Task brief: Reproduce, without changes, the lines of the records from the one containing "- author-role: 中华口腔医学会会长: [495, 758, 613, 773]" through the one containing "- preface-body: [93, 361, 653, 737]", both included.

++++ Excerpted data ++++

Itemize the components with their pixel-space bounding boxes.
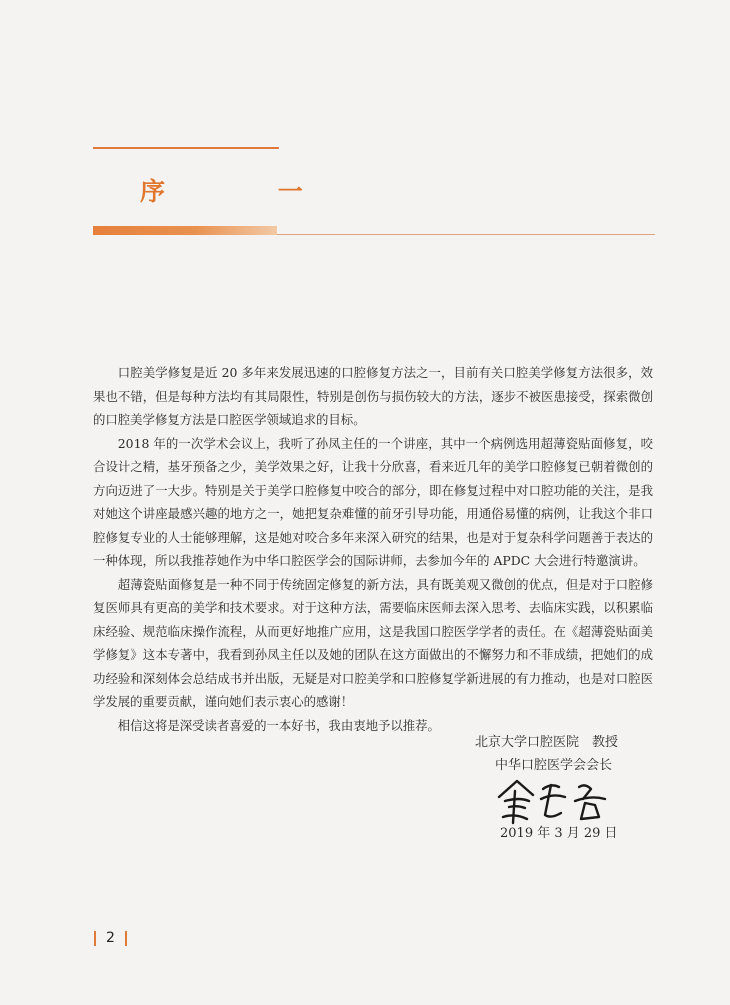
- author-role: 中华口腔医学会会长: [495, 758, 613, 773]
- title-top-rule: [93, 147, 279, 149]
- handwritten-signature: [495, 777, 615, 825]
- paragraph: 2018 年的一次学术会议上，我听了孙凤主任的一个讲座，其中一个病例选用超薄瓷贴面修复，咬合设计之精，基牙预备之少，美学效果之好，让我十分欣喜，看来近几年的美学口腔修复已朝着微创的方向迈进了一大步。特别是关于美学口腔修复中咬合的部分，即在修复过程中对口腔功能的关注，是我对她这个讲座最感兴趣的地方之一，她把复杂难懂的前牙引导功能，用通俗易懂的病例，让我这个非口腔修复专业的人士能够理解，这是她对咬合多年来深入研究的结果，也是对于复杂科学问题善于表达的一种体现，所以我推荐她作为中华口腔医学会的国际讲师，去参加今年的 APDC 大会进行特邀演讲。: [93, 435, 653, 568]
- title-underline-rule: [277, 234, 655, 235]
- title-underline-band: [93, 226, 277, 235]
- page-number-left-bar: [94, 931, 96, 946]
- paragraph: 口腔美学修复是近 20 多年来发展迅速的口腔修复方法之一，目前有关口腔美学修复方法很多，效果也不错，但是每种方法均有其局限性，特别是创伤与损伤较大的方法，逐步不被医患接受，探索微创的口腔美学修复方法是口腔医学领域追求的目标。: [93, 365, 653, 427]
- author-organization: 北京大学口腔医院 教授: [475, 735, 619, 750]
- page-number-right-bar: [125, 931, 127, 946]
- page-title: 序 一: [140, 177, 355, 206]
- paragraph: 相信这将是深受读者喜爱的一本好书，我由衷地予以推荐。: [117, 717, 440, 733]
- signature-date: 2019 年 3 月 29 日: [500, 826, 618, 841]
- page-number: 2: [106, 930, 115, 946]
- preface-body: [93, 361, 653, 737]
- paragraph: 超薄瓷贴面修复是一种不同于传统固定修复的新方法，具有既美观又微创的优点，但是对于口腔修复医师具有更高的美学和技术要求。对于这种方法，需要临床医师去深入思考、去临床实践，以积累临床经验、规范临床操作流程，从而更好地推广应用，这是我国口腔医学学者的责任。在《超薄瓷贴面美学修复》这本专著中，我看到孙凤主任以及她的团队在这方面做出的不懈努力和不菲成绩，把她们的成功经验和深刻体会总结成书并出版，无疑是对口腔美学和口腔修复学新进展的有力推动，也是对口腔医学发展的重要贡献，谨向她们表示衷心的感谢！: [93, 576, 653, 709]
- page-number-footer: [94, 929, 127, 947]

++++

Right answer:
- author-role: 中华口腔医学会会长: [495, 758, 613, 773]
- title-top-rule: [93, 147, 279, 149]
- handwritten-signature: [495, 777, 615, 825]
- paragraph: 2018 年的一次学术会议上，我听了孙凤主任的一个讲座，其中一个病例选用超薄瓷贴面修复，咬合设计之精，基牙预备之少，美学效果之好，让我十分欣喜，看来近几年的美学口腔修复已朝着微创的方向迈进了一大步。特别是关于美学口腔修复中咬合的部分，即在修复过程中对口腔功能的关注，是我对她这个讲座最感兴趣的地方之一，她把复杂难懂的前牙引导功能，用通俗易懂的病例，让我这个非口腔修复专业的人士能够理解，这是她对咬合多年来深入研究的结果，也是对于复杂科学问题善于表达的一种体现，所以我推荐她作为中华口腔医学会的国际讲师，去参加今年的 APDC 大会进行特邀演讲。: [93, 435, 653, 568]
- title-underline-rule: [277, 234, 655, 235]
- title-underline-band: [93, 226, 277, 235]
- page-number-left-bar: [94, 931, 96, 946]
- paragraph: 口腔美学修复是近 20 多年来发展迅速的口腔修复方法之一，目前有关口腔美学修复方法很多，效果也不错，但是每种方法均有其局限性，特别是创伤与损伤较大的方法，逐步不被医患接受，探索微创的口腔美学修复方法是口腔医学领域追求的目标。: [93, 365, 653, 427]
- author-organization: 北京大学口腔医院 教授: [475, 735, 619, 750]
- page-number-right-bar: [125, 931, 127, 946]
- page-title: 序 一: [140, 177, 355, 206]
- paragraph: 相信这将是深受读者喜爱的一本好书，我由衷地予以推荐。: [117, 717, 440, 733]
- signature-date: 2019 年 3 月 29 日: [500, 826, 618, 841]
- page-number: 2: [106, 930, 115, 946]
- preface-body: [93, 361, 653, 737]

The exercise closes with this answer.